• The request
Each line below must be set down exactly; omit any image you find.

★ ★ ★ ★ ★ ★ ★

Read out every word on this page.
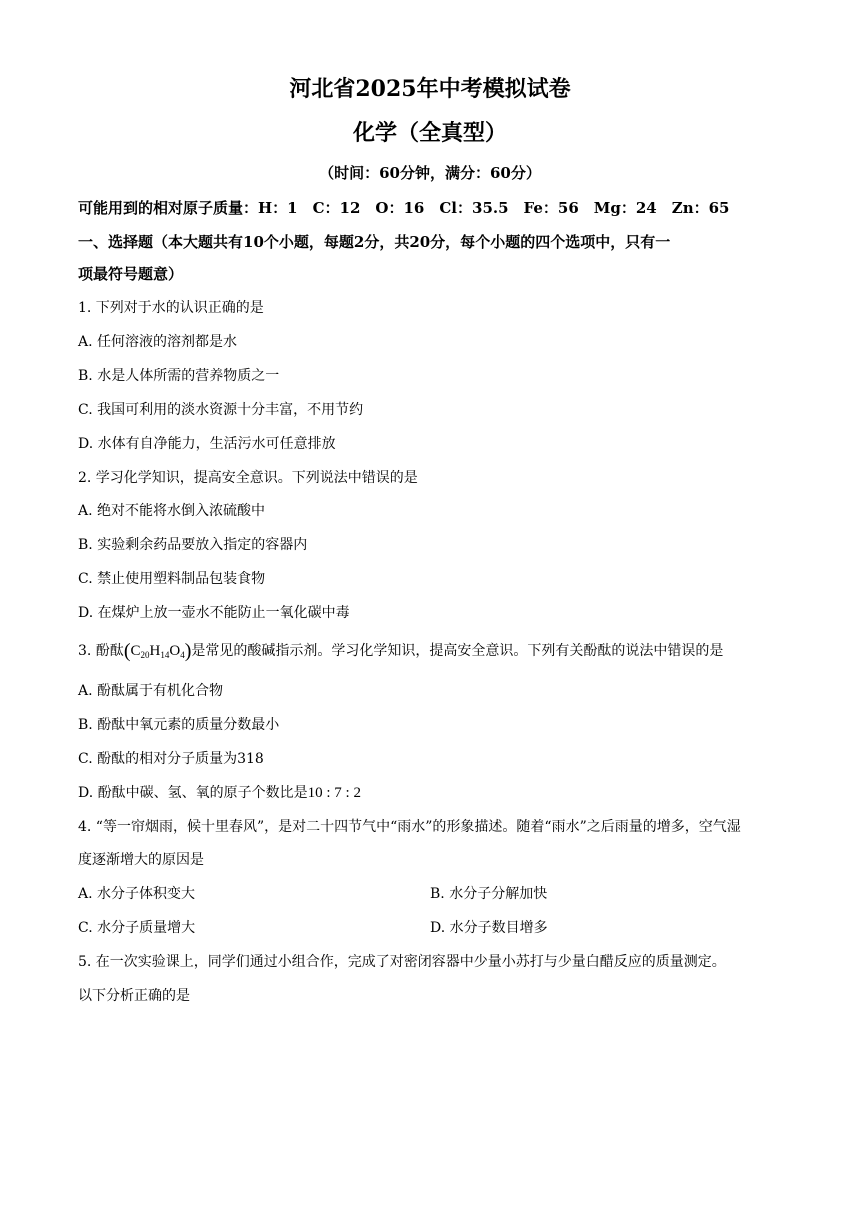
河北省2025年中考模拟试卷
化学（全真型）
（时间：60分钟，满分：60分）
可能用到的相对原子质量：H：1　C：12　O：16　Cl：35.5　Fe：56　Mg：24　Zn：65
一、选择题（本大题共有10个小题，每题2分，共20分，每个小题的四个选项中，只有一
项最符号题意）
1. 下列对于水的认识正确的是
A. 任何溶液的溶剂都是水
B. 水是人体所需的营养物质之一
C. 我国可利用的淡水资源十分丰富，不用节约
D. 水体有自净能力，生活污水可任意排放
2. 学习化学知识，提高安全意识。下列说法中错误的是
A. 绝对不能将水倒入浓硫酸中
B. 实验剩余药品要放入指定的容器内
C. 禁止使用塑料制品包装食物
D. 在煤炉上放一壶水不能防止一氧化碳中毒
3. 酚酞$(C_{20}H_{14}O_4)$是常见的酸碱指示剂。学习化学知识，提高安全意识。下列有关酚酞的说法中错误的是
A. 酚酞属于有机化合物
B. 酚酞中氧元素的质量分数最小
C. 酚酞的相对分子质量为318
D. 酚酞中碳、氢、氧的原子个数比是10 : 7 : 2
4. “等一帘烟雨，候十里春风”，是对二十四节气中“雨水”的形象描述。随着“雨水”之后雨量的增多，空气湿
度逐渐增大的原因是
A. 水分子体积变大	B. 水分子分解加快
C. 水分子质量增大	D. 水分子数目增多
5. 在一次实验课上，同学们通过小组合作，完成了对密闭容器中少量小苏打与少量白醋反应的质量测定。
以下分析正确的是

★ ★ ★ ★ ★ ★ ★

• Output of the task
Read out every word on this page.
河北省2025年中考模拟试卷
化学（全真型）
（时间：60分钟，满分：60分）
可能用到的相对原子质量：H：1　C：12　O：16　Cl：35.5　Fe：56　Mg：24　Zn：65
一、选择题（本大题共有10个小题，每题2分，共20分，每个小题的四个选项中，只有一
项最符号题意）
1. 下列对于水的认识正确的是
A. 任何溶液的溶剂都是水
B. 水是人体所需的营养物质之一
C. 我国可利用的淡水资源十分丰富，不用节约
D. 水体有自净能力，生活污水可任意排放
2. 学习化学知识，提高安全意识。下列说法中错误的是
A. 绝对不能将水倒入浓硫酸中
B. 实验剩余药品要放入指定的容器内
C. 禁止使用塑料制品包装食物
D. 在煤炉上放一壶水不能防止一氧化碳中毒
3. 酚酞$(C_{20}H_{14}O_4)$是常见的酸碱指示剂。学习化学知识，提高安全意识。下列有关酚酞的说法中错误的是
A. 酚酞属于有机化合物
B. 酚酞中氧元素的质量分数最小
C. 酚酞的相对分子质量为318
D. 酚酞中碳、氢、氧的原子个数比是10 : 7 : 2
4. “等一帘烟雨，候十里春风”，是对二十四节气中“雨水”的形象描述。随着“雨水”之后雨量的增多，空气湿
度逐渐增大的原因是
A. 水分子体积变大	B. 水分子分解加快
C. 水分子质量增大	D. 水分子数目增多
5. 在一次实验课上，同学们通过小组合作，完成了对密闭容器中少量小苏打与少量白醋反应的质量测定。
以下分析正确的是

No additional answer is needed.